WHAT TO DO
When you write out the records, keep every word exact and drop the pictures.

RECORDED INFORMATION

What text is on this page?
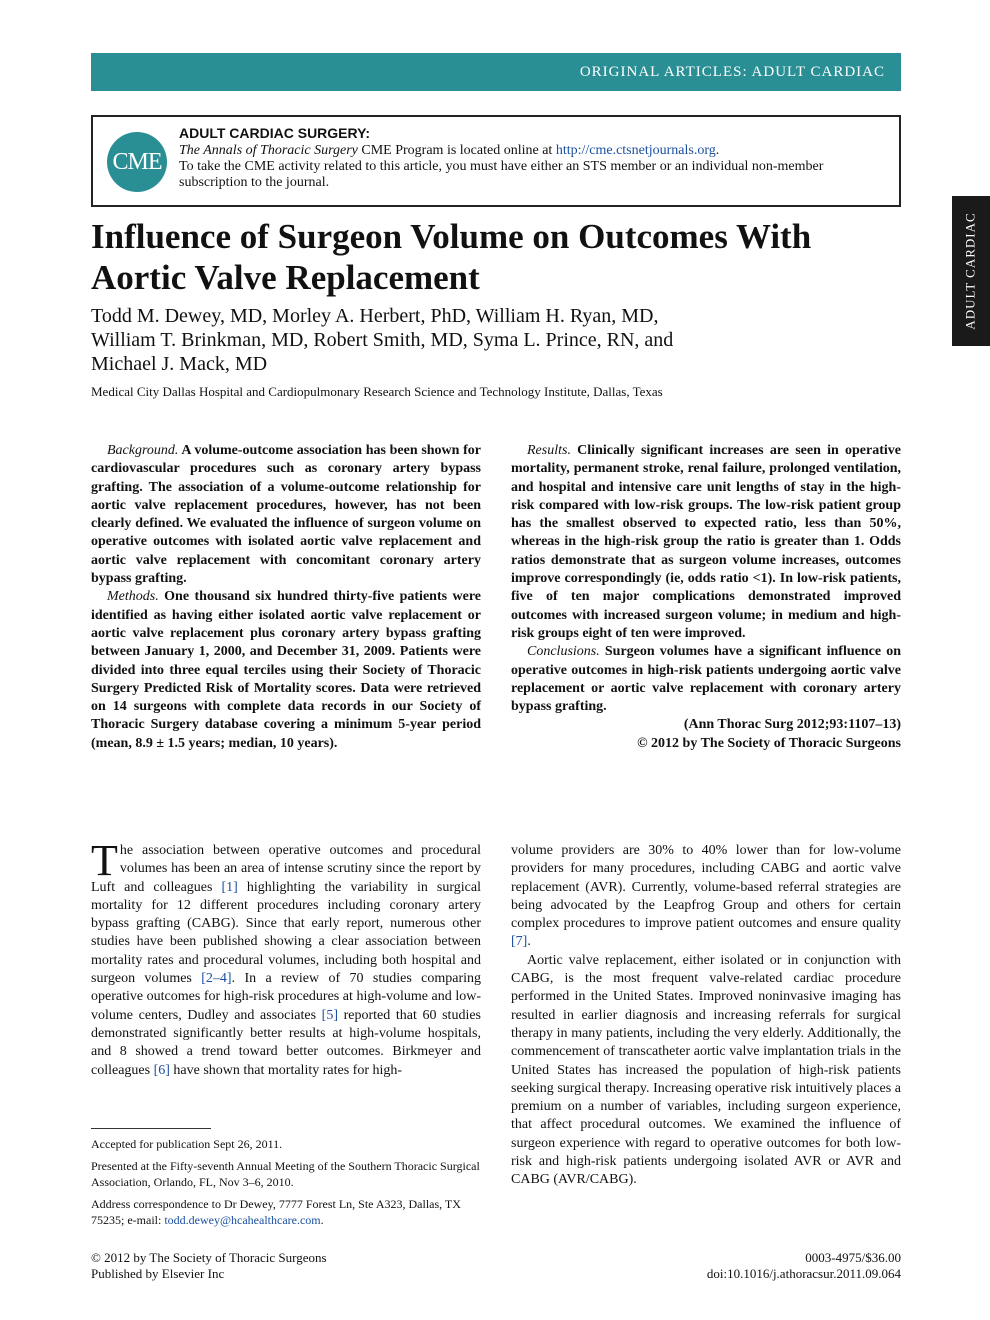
ORIGINAL ARTICLES: ADULT CARDIAC
ADULT CARDIAC
CME
ADULT CARDIAC SURGERY:
The Annals of Thoracic Surgery CME Program is located online at http://cme.ctsnetjournals.org.
To take the CME activity related to this article, you must have either an STS member or an individual non-member subscription to the journal.
Influence of Surgeon Volume on Outcomes With Aortic Valve Replacement
Todd M. Dewey, MD, Morley A. Herbert, PhD, William H. Ryan, MD,
William T. Brinkman, MD, Robert Smith, MD, Syma L. Prince, RN, and
Michael J. Mack, MD
Medical City Dallas Hospital and Cardiopulmonary Research Science and Technology Institute, Dallas, Texas

Background. A volume-outcome association has been shown for cardiovascular procedures such as coronary artery bypass grafting. The association of a volume-outcome relationship for aortic valve replacement procedures, however, has not been clearly defined. We evaluated the influence of surgeon volume on operative outcomes with isolated aortic valve replacement and aortic valve replacement with concomitant coronary artery bypass grafting.

Methods. One thousand six hundred thirty-five patients were identified as having either isolated aortic valve replacement or aortic valve replacement plus coronary artery bypass grafting between January 1, 2000, and December 31, 2009. Patients were divided into three equal terciles using their Society of Thoracic Surgery Predicted Risk of Mortality scores. Data were retrieved on 14 surgeons with complete data records in our Society of Thoracic Surgery database covering a minimum 5-year period (mean, 8.9 ± 1.5 years; median, 10 years).

Results. Clinically significant increases are seen in operative mortality, permanent stroke, renal failure, prolonged ventilation, and hospital and intensive care unit lengths of stay in the high-risk compared with low-risk groups. The low-risk patient group has the smallest observed to expected ratio, less than 50%, whereas in the high-risk group the ratio is greater than 1. Odds ratios demonstrate that as surgeon volume increases, outcomes improve correspondingly (ie, odds ratio <1). In low-risk patients, five of ten major complications demonstrated improved outcomes with increased surgeon volume; in medium and high-risk groups eight of ten were improved.

Conclusions. Surgeon volumes have a significant influence on operative outcomes in high-risk patients undergoing aortic valve replacement or aortic valve replacement with coronary artery bypass grafting.

(Ann Thorac Surg 2012;93:1107–13)

© 2012 by The Society of Thoracic Surgeons

The association between operative outcomes and procedural volumes has been an area of intense scrutiny since the report by Luft and colleagues [1] highlighting the variability in surgical mortality for 12 different procedures including coronary artery bypass grafting (CABG). Since that early report, numerous other studies have been published showing a clear association between mortality rates and procedural volumes, including both hospital and surgeon volumes [2–4]. In a review of 70 studies comparing operative outcomes for high-risk procedures at high-volume and low-volume centers, Dudley and associates [5] reported that 60 studies demonstrated significantly better results at high-volume hospitals, and 8 showed a trend toward better outcomes. Birkmeyer and colleagues [6] have shown that mortality rates for high-

Accepted for publication Sept 26, 2011.

Presented at the Fifty-seventh Annual Meeting of the Southern Thoracic Surgical Association, Orlando, FL, Nov 3–6, 2010.

Address correspondence to Dr Dewey, 7777 Forest Ln, Ste A323, Dallas, TX 75235; e-mail: todd.dewey@hcahealthcare.com.

volume providers are 30% to 40% lower than for low-volume providers for many procedures, including CABG and aortic valve replacement (AVR). Currently, volume-based referral strategies are being advocated by the Leapfrog Group and others for certain complex procedures to improve patient outcomes and ensure quality [7].

Aortic valve replacement, either isolated or in conjunction with CABG, is the most frequent valve-related cardiac procedure performed in the United States. Improved noninvasive imaging has resulted in earlier diagnosis and increasing referrals for surgical therapy in many patients, including the very elderly. Additionally, the commencement of transcatheter aortic valve implantation trials in the United States has increased the population of high-risk patients seeking surgical therapy. Increasing operative risk intuitively places a premium on a number of variables, including surgeon experience, that affect procedural outcomes. We examined the influence of surgeon experience with regard to operative outcomes for both low-risk and high-risk patients undergoing isolated AVR or AVR and CABG (AVR/CABG).

© 2012 by The Society of Thoracic Surgeons
Published by Elsevier Inc
0003-4975/$36.00
doi:10.1016/j.athoracsur.2011.09.064
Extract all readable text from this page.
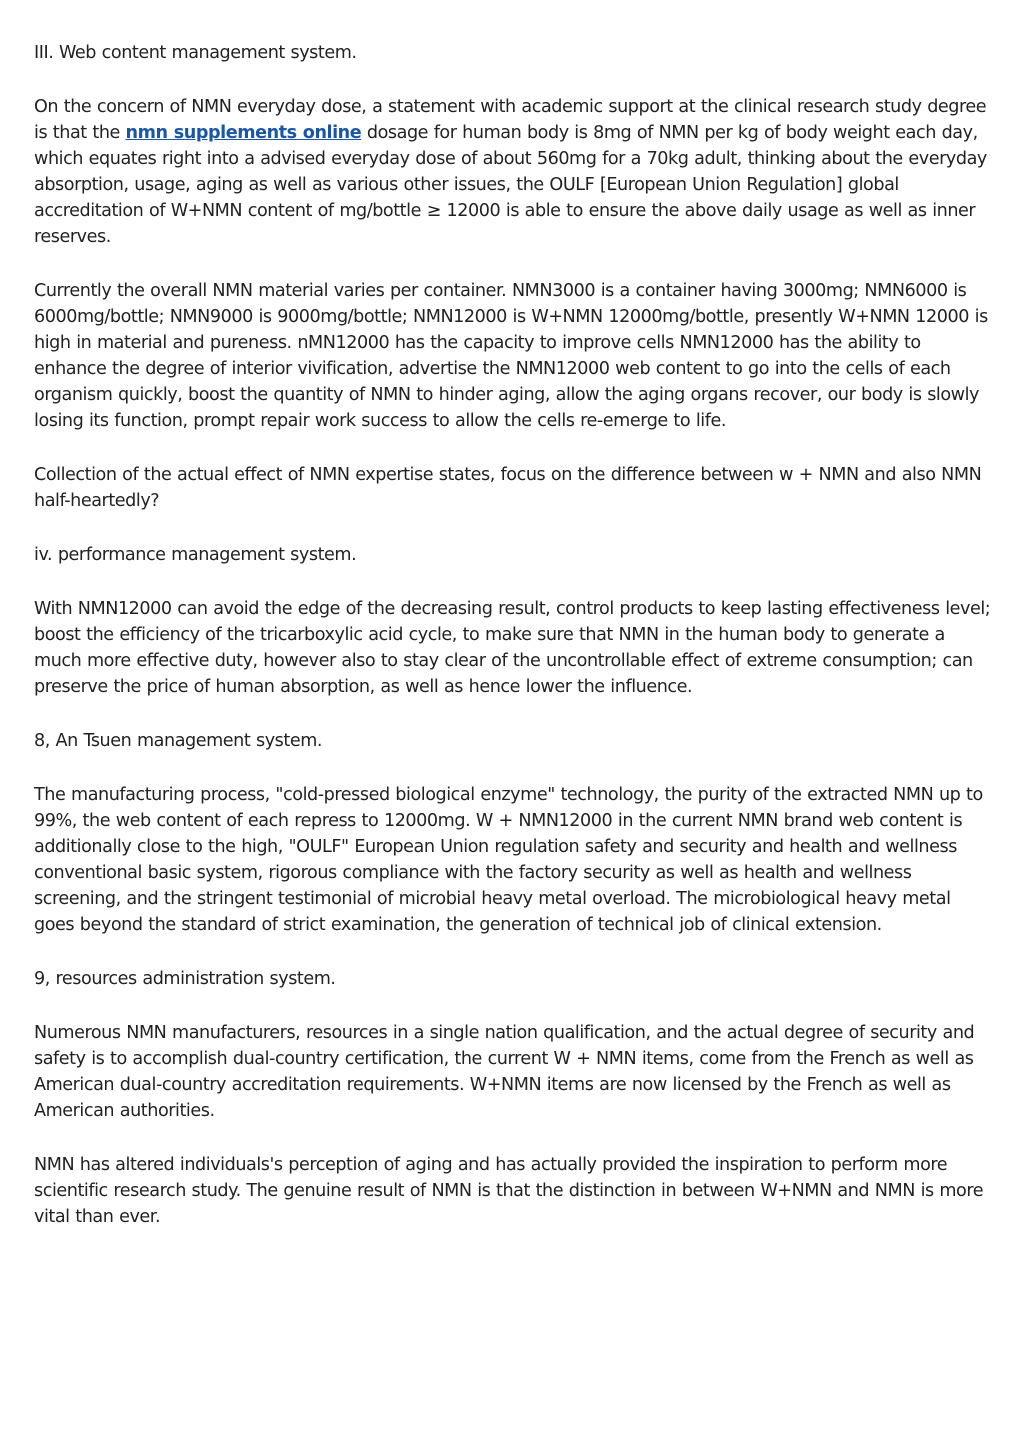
III. Web content management system.

On the concern of NMN everyday dose, a statement with academic support at the clinical research study degree is that the nmn supplements online dosage for human body is 8mg of NMN per kg of body weight each day, which equates right into a advised everyday dose of about 560mg for a 70kg adult, thinking about the everyday absorption, usage, aging as well as various other issues, the OULF [European Union Regulation] global accreditation of W+NMN content of mg/bottle ≥ 12000 is able to ensure the above daily usage as well as inner reserves.

Currently the overall NMN material varies per container. NMN3000 is a container having 3000mg; NMN6000 is 6000mg/bottle; NMN9000 is 9000mg/bottle; NMN12000 is W+NMN 12000mg/bottle, presently W+NMN 12000 is high in material and pureness. nMN12000 has the capacity to improve cells NMN12000 has the ability to enhance the degree of interior vivification, advertise the NMN12000 web content to go into the cells of each organism quickly, boost the quantity of NMN to hinder aging, allow the aging organs recover, our body is slowly losing its function, prompt repair work success to allow the cells re-emerge to life.

Collection of the actual effect of NMN expertise states, focus on the difference between w + NMN and also NMN half-heartedly?

iv. performance management system.

With NMN12000 can avoid the edge of the decreasing result, control products to keep lasting effectiveness level; boost the efficiency of the tricarboxylic acid cycle, to make sure that NMN in the human body to generate a much more effective duty, however also to stay clear of the uncontrollable effect of extreme consumption; can preserve the price of human absorption, as well as hence lower the influence.

8, An Tsuen management system.

The manufacturing process, "cold-pressed biological enzyme" technology, the purity of the extracted NMN up to 99%, the web content of each repress to 12000mg. W + NMN12000 in the current NMN brand web content is additionally close to the high, "OULF" European Union regulation safety and security and health and wellness conventional basic system, rigorous compliance with the factory security as well as health and wellness screening, and the stringent testimonial of microbial heavy metal overload. The microbiological heavy metal goes beyond the standard of strict examination, the generation of technical job of clinical extension.

9, resources administration system.

Numerous NMN manufacturers, resources in a single nation qualification, and the actual degree of security and safety is to accomplish dual-country certification, the current W + NMN items, come from the French as well as American dual-country accreditation requirements. W+NMN items are now licensed by the French as well as American authorities.

NMN has altered individuals's perception of aging and has actually provided the inspiration to perform more scientific research study. The genuine result of NMN is that the distinction in between W+NMN and NMN is more vital than ever.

RESULT FOR THIS EXERCISE
What text is on this page?
ORIGINAL ARTICLES: ADULT CARDIAC
ADULT CARDIAC
CME
ADULT CARDIAC SURGERY:
The Annals of Thoracic Surgery CME Program is located online at http://cme.ctsnetjournals.org.
To take the CME activity related to this article, you must have either an STS member or an individual non-member subscription to the journal.
Influence of Surgeon Volume on Outcomes With Aortic Valve Replacement
Todd M. Dewey, MD, Morley A. Herbert, PhD, William H. Ryan, MD,
William T. Brinkman, MD, Robert Smith, MD, Syma L. Prince, RN, and
Michael J. Mack, MD
Medical City Dallas Hospital and Cardiopulmonary Research Science and Technology Institute, Dallas, Texas

Background. A volume-outcome association has been shown for cardiovascular procedures such as coronary artery bypass grafting. The association of a volume-outcome relationship for aortic valve replacement procedures, however, has not been clearly defined. We evaluated the influence of surgeon volume on operative outcomes with isolated aortic valve replacement and aortic valve replacement with concomitant coronary artery bypass grafting.

Methods. One thousand six hundred thirty-five patients were identified as having either isolated aortic valve replacement or aortic valve replacement plus coronary artery bypass grafting between January 1, 2000, and December 31, 2009. Patients were divided into three equal terciles using their Society of Thoracic Surgery Predicted Risk of Mortality scores. Data were retrieved on 14 surgeons with complete data records in our Society of Thoracic Surgery database covering a minimum 5-year period (mean, 8.9 ± 1.5 years; median, 10 years).

Results. Clinically significant increases are seen in operative mortality, permanent stroke, renal failure, prolonged ventilation, and hospital and intensive care unit lengths of stay in the high-risk compared with low-risk groups. The low-risk patient group has the smallest observed to expected ratio, less than 50%, whereas in the high-risk group the ratio is greater than 1. Odds ratios demonstrate that as surgeon volume increases, outcomes improve correspondingly (ie, odds ratio <1). In low-risk patients, five of ten major complications demonstrated improved outcomes with increased surgeon volume; in medium and high-risk groups eight of ten were improved.

Conclusions. Surgeon volumes have a significant influence on operative outcomes in high-risk patients undergoing aortic valve replacement or aortic valve replacement with coronary artery bypass grafting.

(Ann Thorac Surg 2012;93:1107–13)

© 2012 by The Society of Thoracic Surgeons

The association between operative outcomes and procedural volumes has been an area of intense scrutiny since the report by Luft and colleagues [1] highlighting the variability in surgical mortality for 12 different procedures including coronary artery bypass grafting (CABG). Since that early report, numerous other studies have been published showing a clear association between mortality rates and procedural volumes, including both hospital and surgeon volumes [2–4]. In a review of 70 studies comparing operative outcomes for high-risk procedures at high-volume and low-volume centers, Dudley and associates [5] reported that 60 studies demonstrated significantly better results at high-volume hospitals, and 8 showed a trend toward better outcomes. Birkmeyer and colleagues [6] have shown that mortality rates for high-

Accepted for publication Sept 26, 2011.

Presented at the Fifty-seventh Annual Meeting of the Southern Thoracic Surgical Association, Orlando, FL, Nov 3–6, 2010.

Address correspondence to Dr Dewey, 7777 Forest Ln, Ste A323, Dallas, TX 75235; e-mail: todd.dewey@hcahealthcare.com.

volume providers are 30% to 40% lower than for low-volume providers for many procedures, including CABG and aortic valve replacement (AVR). Currently, volume-based referral strategies are being advocated by the Leapfrog Group and others for certain complex procedures to improve patient outcomes and ensure quality [7].

Aortic valve replacement, either isolated or in conjunction with CABG, is the most frequent valve-related cardiac procedure performed in the United States. Improved noninvasive imaging has resulted in earlier diagnosis and increasing referrals for surgical therapy in many patients, including the very elderly. Additionally, the commencement of transcatheter aortic valve implantation trials in the United States has increased the population of high-risk patients seeking surgical therapy. Increasing operative risk intuitively places a premium on a number of variables, including surgeon experience, that affect procedural outcomes. We examined the influence of surgeon experience with regard to operative outcomes for both low-risk and high-risk patients undergoing isolated AVR or AVR and CABG (AVR/CABG).

© 2012 by The Society of Thoracic Surgeons
Published by Elsevier Inc
0003-4975/$36.00
doi:10.1016/j.athoracsur.2011.09.064
Extract all readable text from this page.
III. Web content management system.

On the concern of NMN everyday dose, a statement with academic support at the clinical research study degree is that the nmn supplements online dosage for human body is 8mg of NMN per kg of body weight each day, which equates right into a advised everyday dose of about 560mg for a 70kg adult, thinking about the everyday absorption, usage, aging as well as various other issues, the OULF [European Union Regulation] global accreditation of W+NMN content of mg/bottle ≥ 12000 is able to ensure the above daily usage as well as inner reserves.

Currently the overall NMN material varies per container. NMN3000 is a container having 3000mg; NMN6000 is 6000mg/bottle; NMN9000 is 9000mg/bottle; NMN12000 is W+NMN 12000mg/bottle, presently W+NMN 12000 is high in material and pureness. nMN12000 has the capacity to improve cells NMN12000 has the ability to enhance the degree of interior vivification, advertise the NMN12000 web content to go into the cells of each organism quickly, boost the quantity of NMN to hinder aging, allow the aging organs recover, our body is slowly losing its function, prompt repair work success to allow the cells re-emerge to life.

Collection of the actual effect of NMN expertise states, focus on the difference between w + NMN and also NMN half-heartedly?

iv. performance management system.

With NMN12000 can avoid the edge of the decreasing result, control products to keep lasting effectiveness level; boost the efficiency of the tricarboxylic acid cycle, to make sure that NMN in the human body to generate a much more effective duty, however also to stay clear of the uncontrollable effect of extreme consumption; can preserve the price of human absorption, as well as hence lower the influence.

8, An Tsuen management system.

The manufacturing process, "cold-pressed biological enzyme" technology, the purity of the extracted NMN up to 99%, the web content of each repress to 12000mg. W + NMN12000 in the current NMN brand web content is additionally close to the high, "OULF" European Union regulation safety and security and health and wellness conventional basic system, rigorous compliance with the factory security as well as health and wellness screening, and the stringent testimonial of microbial heavy metal overload. The microbiological heavy metal goes beyond the standard of strict examination, the generation of technical job of clinical extension.

9, resources administration system.

Numerous NMN manufacturers, resources in a single nation qualification, and the actual degree of security and safety is to accomplish dual-country certification, the current W + NMN items, come from the French as well as American dual-country accreditation requirements. W+NMN items are now licensed by the French as well as American authorities.

NMN has altered individuals's perception of aging and has actually provided the inspiration to perform more scientific research study. The genuine result of NMN is that the distinction in between W+NMN and NMN is more vital than ever.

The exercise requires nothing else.